AIM – Find every line in the records below that holds the word "Satisfy", and copy each one.

GIVEN DATA –
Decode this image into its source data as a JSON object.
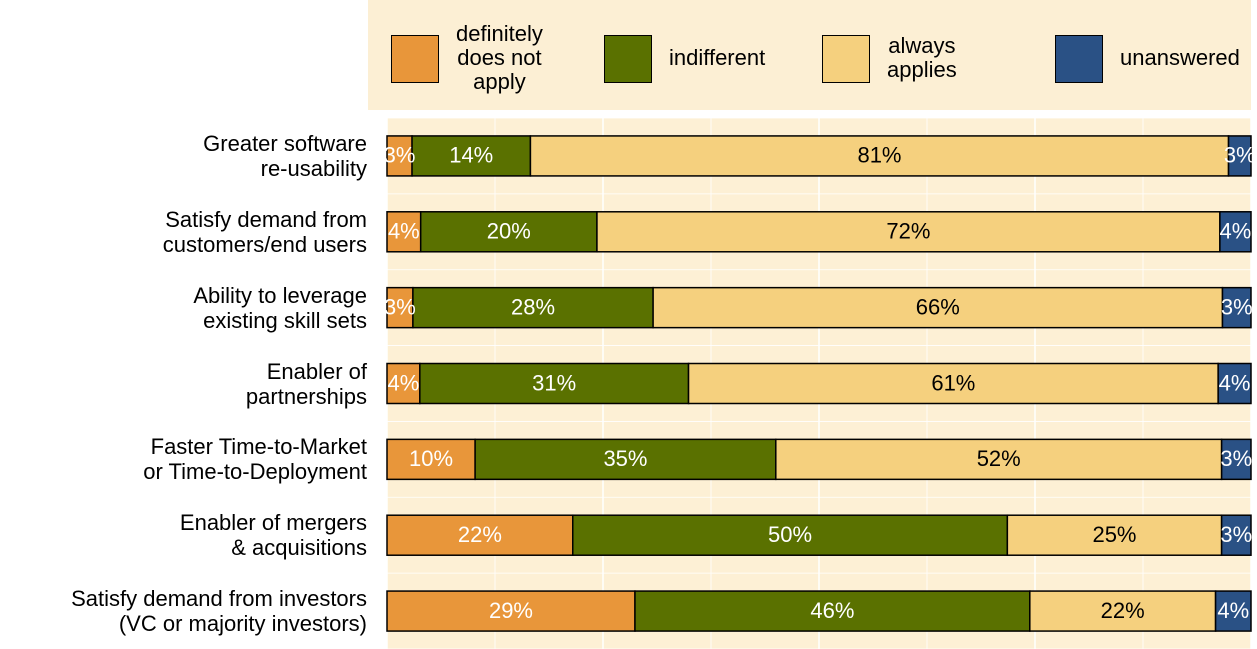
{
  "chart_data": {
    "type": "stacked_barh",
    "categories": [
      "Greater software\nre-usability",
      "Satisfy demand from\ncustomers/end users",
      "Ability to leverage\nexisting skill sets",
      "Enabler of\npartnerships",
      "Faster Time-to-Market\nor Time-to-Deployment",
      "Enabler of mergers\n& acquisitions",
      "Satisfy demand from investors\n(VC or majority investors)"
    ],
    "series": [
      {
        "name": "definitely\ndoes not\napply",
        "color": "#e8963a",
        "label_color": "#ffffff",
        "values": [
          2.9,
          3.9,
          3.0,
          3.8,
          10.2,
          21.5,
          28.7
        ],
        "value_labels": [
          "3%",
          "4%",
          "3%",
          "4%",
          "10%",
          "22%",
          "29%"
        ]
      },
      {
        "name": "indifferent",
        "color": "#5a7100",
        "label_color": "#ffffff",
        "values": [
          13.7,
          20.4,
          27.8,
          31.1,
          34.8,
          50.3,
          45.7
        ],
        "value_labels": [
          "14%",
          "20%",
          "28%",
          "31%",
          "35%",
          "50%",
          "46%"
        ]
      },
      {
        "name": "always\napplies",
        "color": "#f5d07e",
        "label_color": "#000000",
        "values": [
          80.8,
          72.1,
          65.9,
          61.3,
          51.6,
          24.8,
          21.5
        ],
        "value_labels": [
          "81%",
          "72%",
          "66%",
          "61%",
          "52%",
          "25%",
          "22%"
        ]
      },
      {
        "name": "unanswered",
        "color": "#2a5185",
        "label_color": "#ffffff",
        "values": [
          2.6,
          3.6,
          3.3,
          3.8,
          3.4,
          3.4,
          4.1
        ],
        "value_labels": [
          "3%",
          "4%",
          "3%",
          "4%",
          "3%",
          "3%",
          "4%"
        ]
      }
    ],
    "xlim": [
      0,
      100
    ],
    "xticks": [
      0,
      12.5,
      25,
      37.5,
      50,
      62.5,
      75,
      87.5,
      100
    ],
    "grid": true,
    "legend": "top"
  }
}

EXERCISE RESPONSE –
      "Satisfy demand from\ncustomers/end users",
      "Satisfy demand from investors\n(VC or majority investors)"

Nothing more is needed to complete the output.